_What you have to do_
Return each line holding the string "chopped".

_Data provided_
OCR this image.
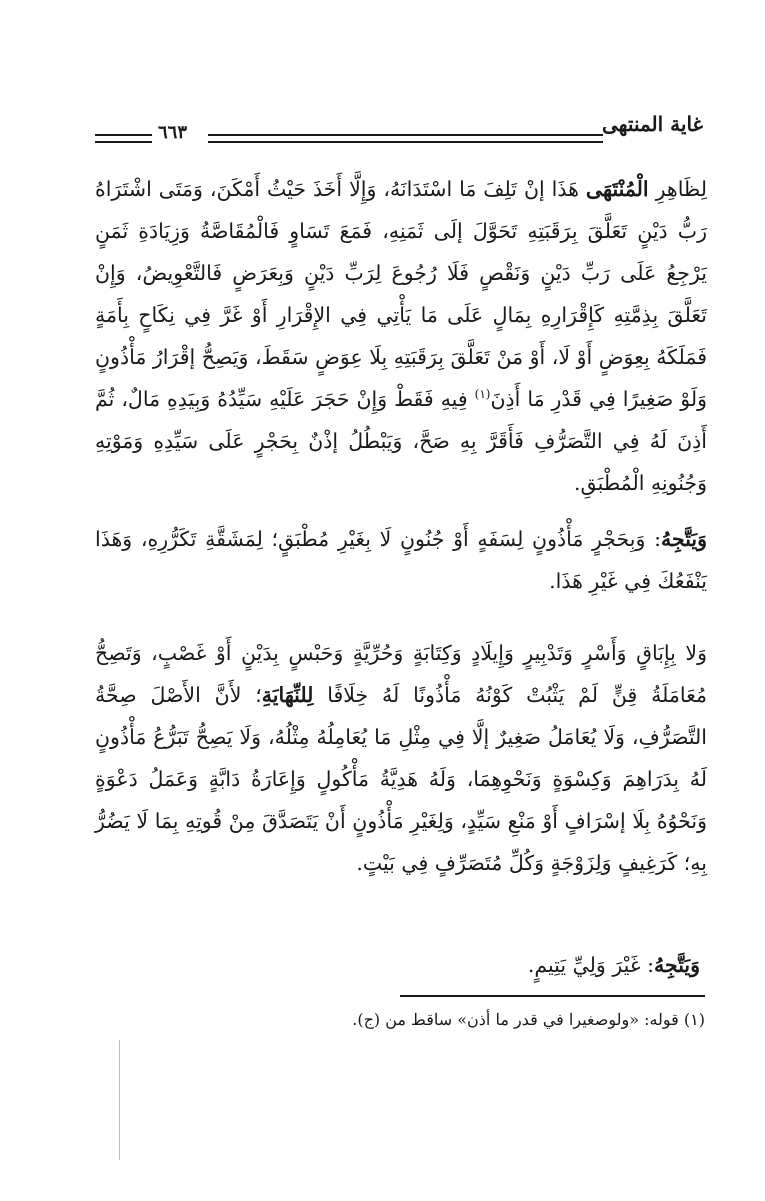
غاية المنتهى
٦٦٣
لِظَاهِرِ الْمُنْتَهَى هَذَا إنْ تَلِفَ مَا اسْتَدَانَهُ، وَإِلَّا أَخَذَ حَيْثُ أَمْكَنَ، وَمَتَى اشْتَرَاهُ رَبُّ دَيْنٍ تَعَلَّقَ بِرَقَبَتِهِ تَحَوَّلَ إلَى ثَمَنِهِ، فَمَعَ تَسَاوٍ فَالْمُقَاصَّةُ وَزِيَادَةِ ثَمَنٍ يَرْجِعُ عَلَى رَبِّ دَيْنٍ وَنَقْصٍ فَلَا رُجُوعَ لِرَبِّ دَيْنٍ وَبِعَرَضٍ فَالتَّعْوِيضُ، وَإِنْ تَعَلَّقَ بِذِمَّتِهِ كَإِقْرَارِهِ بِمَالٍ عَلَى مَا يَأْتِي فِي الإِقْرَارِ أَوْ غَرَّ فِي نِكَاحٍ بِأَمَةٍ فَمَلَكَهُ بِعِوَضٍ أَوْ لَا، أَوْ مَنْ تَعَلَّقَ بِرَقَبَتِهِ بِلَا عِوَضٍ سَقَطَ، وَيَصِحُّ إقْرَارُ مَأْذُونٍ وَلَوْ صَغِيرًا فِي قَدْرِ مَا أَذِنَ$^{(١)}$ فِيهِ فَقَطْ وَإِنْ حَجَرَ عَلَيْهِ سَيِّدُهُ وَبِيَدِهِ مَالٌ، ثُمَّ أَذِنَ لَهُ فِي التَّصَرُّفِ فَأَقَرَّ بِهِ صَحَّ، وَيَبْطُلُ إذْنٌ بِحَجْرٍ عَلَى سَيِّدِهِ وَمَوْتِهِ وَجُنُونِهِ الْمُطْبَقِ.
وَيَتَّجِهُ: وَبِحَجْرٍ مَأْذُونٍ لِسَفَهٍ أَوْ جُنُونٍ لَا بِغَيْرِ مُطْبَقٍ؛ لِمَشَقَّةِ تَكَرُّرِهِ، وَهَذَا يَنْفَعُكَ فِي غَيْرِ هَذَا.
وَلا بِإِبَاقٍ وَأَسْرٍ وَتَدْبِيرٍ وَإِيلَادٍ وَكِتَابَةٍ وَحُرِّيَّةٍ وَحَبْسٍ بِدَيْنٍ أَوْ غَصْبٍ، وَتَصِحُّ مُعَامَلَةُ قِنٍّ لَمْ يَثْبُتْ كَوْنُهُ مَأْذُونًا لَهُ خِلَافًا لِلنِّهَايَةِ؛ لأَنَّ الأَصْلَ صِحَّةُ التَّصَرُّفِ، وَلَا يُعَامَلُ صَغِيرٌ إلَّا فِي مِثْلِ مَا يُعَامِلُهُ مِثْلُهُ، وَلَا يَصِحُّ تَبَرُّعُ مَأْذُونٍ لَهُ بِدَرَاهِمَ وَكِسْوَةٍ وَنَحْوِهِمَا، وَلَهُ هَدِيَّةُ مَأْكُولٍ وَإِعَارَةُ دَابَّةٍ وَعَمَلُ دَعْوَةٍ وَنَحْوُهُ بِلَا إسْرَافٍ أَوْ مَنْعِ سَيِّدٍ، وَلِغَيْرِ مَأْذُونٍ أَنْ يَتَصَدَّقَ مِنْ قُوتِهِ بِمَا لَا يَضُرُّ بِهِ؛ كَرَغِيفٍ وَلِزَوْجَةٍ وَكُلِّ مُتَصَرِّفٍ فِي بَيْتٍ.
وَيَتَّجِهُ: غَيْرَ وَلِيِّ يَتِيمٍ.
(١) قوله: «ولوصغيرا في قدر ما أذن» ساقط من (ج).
---
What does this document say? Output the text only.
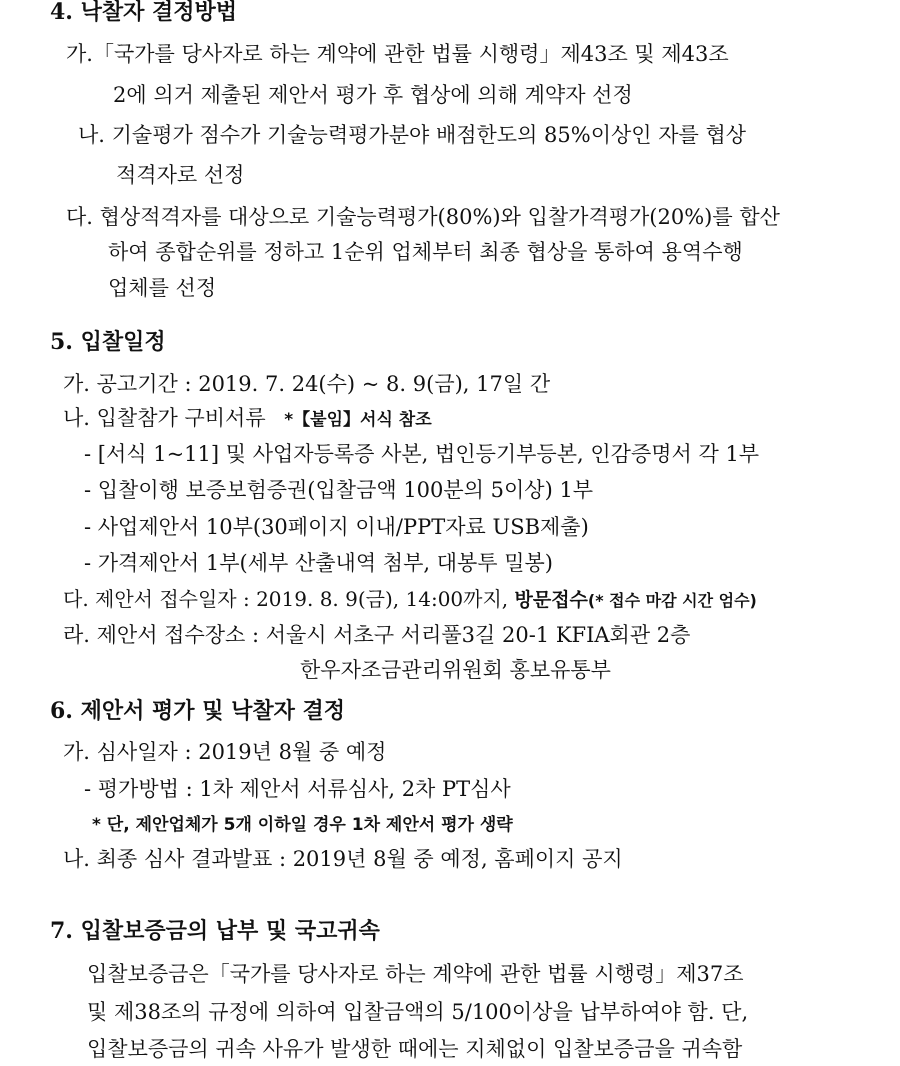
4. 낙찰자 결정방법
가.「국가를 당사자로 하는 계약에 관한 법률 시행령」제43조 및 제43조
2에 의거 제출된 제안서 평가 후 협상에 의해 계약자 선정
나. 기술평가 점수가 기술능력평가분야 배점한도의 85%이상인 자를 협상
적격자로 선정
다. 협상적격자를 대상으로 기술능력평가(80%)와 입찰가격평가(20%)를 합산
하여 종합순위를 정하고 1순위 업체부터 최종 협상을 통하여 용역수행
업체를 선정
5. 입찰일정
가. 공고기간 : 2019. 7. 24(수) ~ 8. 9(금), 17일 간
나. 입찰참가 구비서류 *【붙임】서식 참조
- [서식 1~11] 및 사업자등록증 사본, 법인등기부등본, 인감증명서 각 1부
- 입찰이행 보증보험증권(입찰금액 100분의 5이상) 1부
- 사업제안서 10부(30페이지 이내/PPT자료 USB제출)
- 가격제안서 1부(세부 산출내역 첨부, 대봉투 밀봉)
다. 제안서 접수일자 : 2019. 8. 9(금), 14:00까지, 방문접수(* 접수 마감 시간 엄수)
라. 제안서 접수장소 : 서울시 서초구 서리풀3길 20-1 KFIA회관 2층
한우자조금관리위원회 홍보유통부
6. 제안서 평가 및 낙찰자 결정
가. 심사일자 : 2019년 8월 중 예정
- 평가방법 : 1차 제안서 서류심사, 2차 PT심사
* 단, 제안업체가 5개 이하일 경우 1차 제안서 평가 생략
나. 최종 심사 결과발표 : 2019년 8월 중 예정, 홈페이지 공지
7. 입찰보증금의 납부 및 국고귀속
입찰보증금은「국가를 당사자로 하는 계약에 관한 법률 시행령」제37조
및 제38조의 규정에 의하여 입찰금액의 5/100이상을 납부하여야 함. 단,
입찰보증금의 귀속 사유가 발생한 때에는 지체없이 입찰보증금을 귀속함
--
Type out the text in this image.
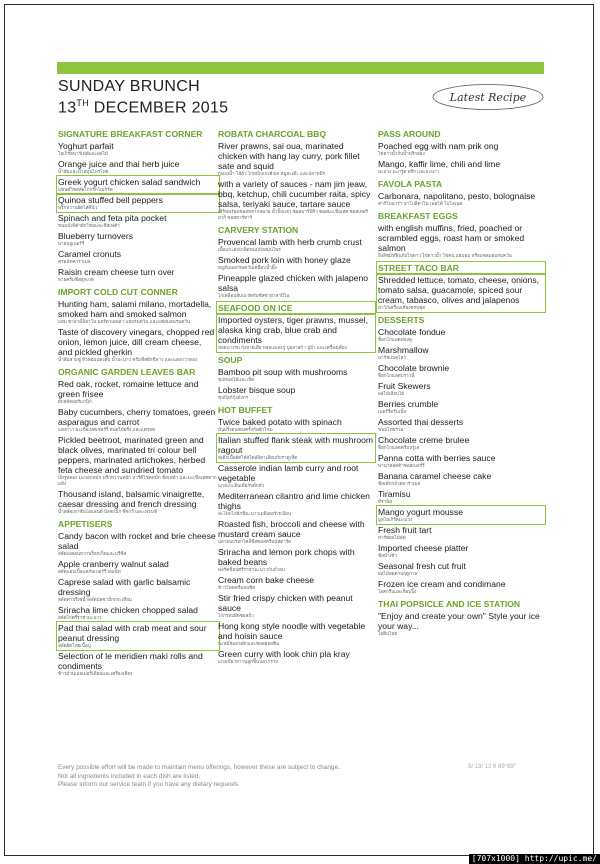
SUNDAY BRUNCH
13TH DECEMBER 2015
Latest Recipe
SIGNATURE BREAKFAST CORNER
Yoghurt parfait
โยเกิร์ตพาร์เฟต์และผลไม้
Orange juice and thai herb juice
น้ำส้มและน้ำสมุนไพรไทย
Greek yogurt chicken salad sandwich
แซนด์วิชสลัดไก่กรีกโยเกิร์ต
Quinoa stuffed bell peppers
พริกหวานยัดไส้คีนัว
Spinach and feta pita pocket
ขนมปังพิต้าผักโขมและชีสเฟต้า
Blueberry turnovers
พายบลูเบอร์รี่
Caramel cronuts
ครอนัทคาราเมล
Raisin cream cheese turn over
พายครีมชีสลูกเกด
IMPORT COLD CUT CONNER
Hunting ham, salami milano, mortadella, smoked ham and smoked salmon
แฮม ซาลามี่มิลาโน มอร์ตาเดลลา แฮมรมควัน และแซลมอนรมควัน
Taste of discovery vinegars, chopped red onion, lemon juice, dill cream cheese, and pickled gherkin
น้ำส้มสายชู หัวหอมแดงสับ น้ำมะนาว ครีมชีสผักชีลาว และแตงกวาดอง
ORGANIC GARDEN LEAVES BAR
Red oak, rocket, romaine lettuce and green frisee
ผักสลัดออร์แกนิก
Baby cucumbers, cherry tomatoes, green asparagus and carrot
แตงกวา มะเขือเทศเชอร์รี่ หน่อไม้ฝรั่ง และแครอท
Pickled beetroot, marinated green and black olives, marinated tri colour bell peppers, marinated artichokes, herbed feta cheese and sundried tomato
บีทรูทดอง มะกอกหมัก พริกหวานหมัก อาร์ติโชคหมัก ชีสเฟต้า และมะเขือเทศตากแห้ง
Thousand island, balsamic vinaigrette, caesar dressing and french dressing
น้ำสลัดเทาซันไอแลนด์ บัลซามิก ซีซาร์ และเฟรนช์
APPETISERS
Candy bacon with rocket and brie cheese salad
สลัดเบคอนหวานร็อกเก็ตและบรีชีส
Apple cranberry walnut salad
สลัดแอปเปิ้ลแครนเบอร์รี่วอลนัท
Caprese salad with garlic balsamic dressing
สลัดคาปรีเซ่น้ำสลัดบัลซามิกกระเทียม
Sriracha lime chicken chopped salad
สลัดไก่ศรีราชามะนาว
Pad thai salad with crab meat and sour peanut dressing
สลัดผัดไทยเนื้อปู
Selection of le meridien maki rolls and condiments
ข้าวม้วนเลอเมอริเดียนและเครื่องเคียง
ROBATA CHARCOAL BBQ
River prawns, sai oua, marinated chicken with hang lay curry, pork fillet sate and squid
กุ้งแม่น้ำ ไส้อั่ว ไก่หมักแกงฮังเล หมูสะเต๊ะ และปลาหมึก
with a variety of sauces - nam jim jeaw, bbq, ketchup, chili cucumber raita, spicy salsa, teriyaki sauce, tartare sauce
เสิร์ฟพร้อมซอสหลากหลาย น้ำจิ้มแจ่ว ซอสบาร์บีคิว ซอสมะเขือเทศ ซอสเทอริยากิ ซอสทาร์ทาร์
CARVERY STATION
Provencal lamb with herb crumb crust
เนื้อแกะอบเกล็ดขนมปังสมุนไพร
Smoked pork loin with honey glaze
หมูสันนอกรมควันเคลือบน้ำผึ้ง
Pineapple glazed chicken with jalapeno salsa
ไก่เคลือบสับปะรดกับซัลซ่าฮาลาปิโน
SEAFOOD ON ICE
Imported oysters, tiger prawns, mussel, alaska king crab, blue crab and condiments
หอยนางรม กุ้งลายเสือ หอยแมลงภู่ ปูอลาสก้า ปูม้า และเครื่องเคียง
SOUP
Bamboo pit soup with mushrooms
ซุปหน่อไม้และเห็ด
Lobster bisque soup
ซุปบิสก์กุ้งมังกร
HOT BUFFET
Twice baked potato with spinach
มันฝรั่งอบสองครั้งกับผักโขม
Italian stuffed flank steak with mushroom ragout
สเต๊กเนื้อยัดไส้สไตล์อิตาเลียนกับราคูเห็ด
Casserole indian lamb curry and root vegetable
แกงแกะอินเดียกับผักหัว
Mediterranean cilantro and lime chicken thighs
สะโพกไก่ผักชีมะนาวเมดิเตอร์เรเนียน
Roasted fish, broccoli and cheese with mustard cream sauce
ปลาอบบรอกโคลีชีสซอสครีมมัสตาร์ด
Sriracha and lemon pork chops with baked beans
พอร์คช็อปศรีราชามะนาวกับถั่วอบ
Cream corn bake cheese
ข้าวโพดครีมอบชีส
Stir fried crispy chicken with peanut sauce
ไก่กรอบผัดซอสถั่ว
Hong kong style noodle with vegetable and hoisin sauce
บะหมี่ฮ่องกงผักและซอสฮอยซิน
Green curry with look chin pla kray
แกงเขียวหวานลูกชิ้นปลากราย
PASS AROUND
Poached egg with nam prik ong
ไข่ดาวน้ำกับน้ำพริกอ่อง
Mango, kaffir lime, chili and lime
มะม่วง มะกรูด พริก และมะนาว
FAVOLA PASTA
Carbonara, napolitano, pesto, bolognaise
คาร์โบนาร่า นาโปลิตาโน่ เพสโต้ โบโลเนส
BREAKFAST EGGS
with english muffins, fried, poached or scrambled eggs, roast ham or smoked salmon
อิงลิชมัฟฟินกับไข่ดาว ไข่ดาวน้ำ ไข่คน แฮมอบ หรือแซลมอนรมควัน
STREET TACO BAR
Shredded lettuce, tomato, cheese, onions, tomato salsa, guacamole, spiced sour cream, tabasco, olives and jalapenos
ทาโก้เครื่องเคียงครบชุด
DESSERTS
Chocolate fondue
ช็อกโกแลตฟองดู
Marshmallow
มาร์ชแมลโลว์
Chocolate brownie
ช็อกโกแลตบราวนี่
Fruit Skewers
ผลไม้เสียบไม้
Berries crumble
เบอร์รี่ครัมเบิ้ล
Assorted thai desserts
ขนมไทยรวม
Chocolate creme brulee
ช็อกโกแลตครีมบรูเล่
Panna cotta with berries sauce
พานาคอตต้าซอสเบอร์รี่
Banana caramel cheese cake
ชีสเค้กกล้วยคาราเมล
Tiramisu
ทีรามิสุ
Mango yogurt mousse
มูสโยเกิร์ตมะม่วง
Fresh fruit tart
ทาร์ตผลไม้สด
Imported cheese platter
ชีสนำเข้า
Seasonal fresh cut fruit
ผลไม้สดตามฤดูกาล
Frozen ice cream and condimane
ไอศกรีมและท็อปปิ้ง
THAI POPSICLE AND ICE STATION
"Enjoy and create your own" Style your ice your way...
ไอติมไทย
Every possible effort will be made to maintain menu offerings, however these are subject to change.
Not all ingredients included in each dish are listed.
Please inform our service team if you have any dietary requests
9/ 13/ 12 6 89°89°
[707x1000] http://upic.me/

_Full output_
Taste of discovery vinegars, chopped red onion, lemon juice, dill cream cheese, and pickled gherkin
Sriracha lime chicken chopped salad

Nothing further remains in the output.